▸ Instruction: Print the lines of the records below without any changes, starting with the line that contains "List every element" and continuing through the line that contains "unit-note: мянган ам.доллараар", both of those lines included.

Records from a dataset

*****

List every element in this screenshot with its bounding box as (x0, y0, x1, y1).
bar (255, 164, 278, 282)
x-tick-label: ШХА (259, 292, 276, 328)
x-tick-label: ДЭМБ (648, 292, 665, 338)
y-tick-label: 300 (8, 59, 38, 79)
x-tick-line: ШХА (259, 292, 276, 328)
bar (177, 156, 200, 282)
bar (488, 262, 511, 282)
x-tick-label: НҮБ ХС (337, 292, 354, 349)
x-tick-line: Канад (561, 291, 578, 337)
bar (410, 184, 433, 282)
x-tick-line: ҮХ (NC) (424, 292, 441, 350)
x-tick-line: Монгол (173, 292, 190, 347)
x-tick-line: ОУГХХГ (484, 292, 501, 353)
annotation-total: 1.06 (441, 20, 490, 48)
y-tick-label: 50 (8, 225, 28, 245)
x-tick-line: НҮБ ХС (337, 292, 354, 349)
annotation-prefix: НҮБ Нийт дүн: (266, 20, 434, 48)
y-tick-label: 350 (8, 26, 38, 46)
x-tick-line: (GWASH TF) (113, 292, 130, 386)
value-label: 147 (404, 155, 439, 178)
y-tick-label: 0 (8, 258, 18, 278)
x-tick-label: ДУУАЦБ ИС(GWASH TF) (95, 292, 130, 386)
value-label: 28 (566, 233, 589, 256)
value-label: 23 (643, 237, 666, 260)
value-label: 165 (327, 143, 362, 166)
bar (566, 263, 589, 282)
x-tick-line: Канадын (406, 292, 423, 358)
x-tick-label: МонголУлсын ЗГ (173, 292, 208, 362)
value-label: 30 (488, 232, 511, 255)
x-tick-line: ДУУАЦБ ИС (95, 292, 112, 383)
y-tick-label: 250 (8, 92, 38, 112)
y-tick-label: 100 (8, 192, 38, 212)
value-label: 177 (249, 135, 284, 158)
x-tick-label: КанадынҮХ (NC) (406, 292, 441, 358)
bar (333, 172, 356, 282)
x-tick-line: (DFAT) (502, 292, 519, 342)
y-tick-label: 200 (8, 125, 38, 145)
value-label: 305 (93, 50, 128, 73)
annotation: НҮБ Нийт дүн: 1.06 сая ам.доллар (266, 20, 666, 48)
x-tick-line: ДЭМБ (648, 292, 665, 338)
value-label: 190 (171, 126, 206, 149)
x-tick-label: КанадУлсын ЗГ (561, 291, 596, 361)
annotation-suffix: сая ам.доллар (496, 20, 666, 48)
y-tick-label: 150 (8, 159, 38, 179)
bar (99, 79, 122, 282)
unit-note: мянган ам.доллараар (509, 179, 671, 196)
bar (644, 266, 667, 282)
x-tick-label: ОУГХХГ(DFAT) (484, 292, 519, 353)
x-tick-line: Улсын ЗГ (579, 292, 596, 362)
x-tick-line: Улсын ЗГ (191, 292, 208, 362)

*****

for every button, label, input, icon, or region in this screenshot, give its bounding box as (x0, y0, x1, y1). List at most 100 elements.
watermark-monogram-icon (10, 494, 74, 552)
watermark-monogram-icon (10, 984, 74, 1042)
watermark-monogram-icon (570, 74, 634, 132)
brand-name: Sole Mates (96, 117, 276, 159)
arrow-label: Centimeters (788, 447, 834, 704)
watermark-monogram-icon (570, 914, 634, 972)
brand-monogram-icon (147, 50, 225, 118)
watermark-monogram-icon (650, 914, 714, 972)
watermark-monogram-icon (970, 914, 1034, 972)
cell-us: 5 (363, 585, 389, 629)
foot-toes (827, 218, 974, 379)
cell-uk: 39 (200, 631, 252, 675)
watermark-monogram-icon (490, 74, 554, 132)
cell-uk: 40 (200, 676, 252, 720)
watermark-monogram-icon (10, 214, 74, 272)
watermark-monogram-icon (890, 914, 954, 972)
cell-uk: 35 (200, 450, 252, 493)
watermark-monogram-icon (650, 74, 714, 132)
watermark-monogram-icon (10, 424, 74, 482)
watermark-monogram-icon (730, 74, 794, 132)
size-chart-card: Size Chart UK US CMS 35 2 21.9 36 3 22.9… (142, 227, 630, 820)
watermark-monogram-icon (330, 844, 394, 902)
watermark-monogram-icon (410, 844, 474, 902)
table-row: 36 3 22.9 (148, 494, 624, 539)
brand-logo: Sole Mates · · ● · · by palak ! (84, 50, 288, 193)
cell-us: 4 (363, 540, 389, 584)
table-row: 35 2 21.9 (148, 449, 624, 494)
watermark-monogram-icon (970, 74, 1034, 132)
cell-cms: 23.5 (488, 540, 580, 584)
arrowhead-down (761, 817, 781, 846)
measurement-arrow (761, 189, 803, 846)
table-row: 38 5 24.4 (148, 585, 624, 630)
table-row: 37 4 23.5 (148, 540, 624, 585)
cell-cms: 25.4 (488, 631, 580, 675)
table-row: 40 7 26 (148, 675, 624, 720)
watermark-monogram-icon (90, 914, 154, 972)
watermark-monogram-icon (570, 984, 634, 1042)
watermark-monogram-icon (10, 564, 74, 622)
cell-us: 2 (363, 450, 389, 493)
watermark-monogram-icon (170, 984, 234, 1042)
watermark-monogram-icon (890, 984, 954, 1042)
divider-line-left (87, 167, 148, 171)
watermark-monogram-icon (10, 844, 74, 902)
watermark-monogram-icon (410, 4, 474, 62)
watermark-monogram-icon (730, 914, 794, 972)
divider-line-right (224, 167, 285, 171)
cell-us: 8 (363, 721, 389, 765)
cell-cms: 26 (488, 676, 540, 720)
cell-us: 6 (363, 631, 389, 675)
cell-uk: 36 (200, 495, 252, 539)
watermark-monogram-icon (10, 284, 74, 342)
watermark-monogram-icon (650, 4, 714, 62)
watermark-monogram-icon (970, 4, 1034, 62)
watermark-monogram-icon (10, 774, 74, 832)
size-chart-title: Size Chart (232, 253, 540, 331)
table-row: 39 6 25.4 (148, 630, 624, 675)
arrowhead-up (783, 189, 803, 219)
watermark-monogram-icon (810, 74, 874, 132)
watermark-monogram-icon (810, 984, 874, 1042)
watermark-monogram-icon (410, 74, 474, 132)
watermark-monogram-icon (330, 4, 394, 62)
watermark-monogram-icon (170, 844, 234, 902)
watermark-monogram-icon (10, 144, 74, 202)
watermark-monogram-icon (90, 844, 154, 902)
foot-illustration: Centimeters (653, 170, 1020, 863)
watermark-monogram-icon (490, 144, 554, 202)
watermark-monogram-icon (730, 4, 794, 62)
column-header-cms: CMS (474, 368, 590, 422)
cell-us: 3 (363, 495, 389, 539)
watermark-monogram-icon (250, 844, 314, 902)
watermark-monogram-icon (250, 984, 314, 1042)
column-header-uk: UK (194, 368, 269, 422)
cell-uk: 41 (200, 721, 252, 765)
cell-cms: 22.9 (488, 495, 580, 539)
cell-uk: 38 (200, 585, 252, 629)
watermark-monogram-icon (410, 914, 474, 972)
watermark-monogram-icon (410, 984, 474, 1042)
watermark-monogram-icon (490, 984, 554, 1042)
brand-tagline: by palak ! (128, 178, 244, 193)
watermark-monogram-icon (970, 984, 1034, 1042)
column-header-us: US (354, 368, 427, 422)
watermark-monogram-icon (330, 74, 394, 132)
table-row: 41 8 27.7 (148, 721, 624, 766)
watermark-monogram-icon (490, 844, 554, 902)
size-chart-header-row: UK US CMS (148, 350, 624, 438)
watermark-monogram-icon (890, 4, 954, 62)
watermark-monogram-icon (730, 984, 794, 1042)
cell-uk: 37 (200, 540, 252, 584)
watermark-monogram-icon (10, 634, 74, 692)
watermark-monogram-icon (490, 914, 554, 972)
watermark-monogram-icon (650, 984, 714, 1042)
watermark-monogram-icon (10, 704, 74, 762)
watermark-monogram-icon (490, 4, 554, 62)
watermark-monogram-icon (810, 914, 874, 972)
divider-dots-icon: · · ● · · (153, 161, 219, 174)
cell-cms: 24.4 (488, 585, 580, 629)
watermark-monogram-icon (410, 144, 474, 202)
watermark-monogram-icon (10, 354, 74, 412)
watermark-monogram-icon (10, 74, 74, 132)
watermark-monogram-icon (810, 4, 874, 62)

*****

▸ Answer to the exercise:
List every element in this screenshot with its bounding box as (x0, y0, x1, y1).
bar (255, 164, 278, 282)
x-tick-label: ШХА (259, 292, 276, 328)
x-tick-label: ДЭМБ (648, 292, 665, 338)
y-tick-label: 300 (8, 59, 38, 79)
x-tick-line: ШХА (259, 292, 276, 328)
bar (177, 156, 200, 282)
bar (488, 262, 511, 282)
x-tick-label: НҮБ ХС (337, 292, 354, 349)
x-tick-line: Канад (561, 291, 578, 337)
bar (410, 184, 433, 282)
x-tick-line: ҮХ (NC) (424, 292, 441, 350)
x-tick-line: Монгол (173, 292, 190, 347)
x-tick-line: ОУГХХГ (484, 292, 501, 353)
annotation-total: 1.06 (441, 20, 490, 48)
y-tick-label: 50 (8, 225, 28, 245)
x-tick-line: НҮБ ХС (337, 292, 354, 349)
annotation-prefix: НҮБ Нийт дүн: (266, 20, 434, 48)
y-tick-label: 350 (8, 26, 38, 46)
x-tick-line: (GWASH TF) (113, 292, 130, 386)
value-label: 147 (404, 155, 439, 178)
y-tick-label: 0 (8, 258, 18, 278)
x-tick-label: ДУУАЦБ ИС(GWASH TF) (95, 292, 130, 386)
value-label: 28 (566, 233, 589, 256)
value-label: 23 (643, 237, 666, 260)
value-label: 165 (327, 143, 362, 166)
bar (566, 263, 589, 282)
x-tick-line: Канадын (406, 292, 423, 358)
x-tick-label: МонголУлсын ЗГ (173, 292, 208, 362)
value-label: 30 (488, 232, 511, 255)
x-tick-line: ДУУАЦБ ИС (95, 292, 112, 383)
y-tick-label: 250 (8, 92, 38, 112)
y-tick-label: 100 (8, 192, 38, 212)
value-label: 177 (249, 135, 284, 158)
x-tick-label: КанадынҮХ (NC) (406, 292, 441, 358)
bar (333, 172, 356, 282)
x-tick-line: (DFAT) (502, 292, 519, 342)
y-tick-label: 200 (8, 125, 38, 145)
value-label: 305 (93, 50, 128, 73)
annotation: НҮБ Нийт дүн: 1.06 сая ам.доллар (266, 20, 666, 48)
x-tick-line: ДЭМБ (648, 292, 665, 338)
value-label: 190 (171, 126, 206, 149)
x-tick-label: КанадУлсын ЗГ (561, 291, 596, 361)
annotation-suffix: сая ам.доллар (496, 20, 666, 48)
y-tick-label: 150 (8, 159, 38, 179)
bar (99, 79, 122, 282)
unit-note: мянган ам.доллараар (509, 179, 671, 196)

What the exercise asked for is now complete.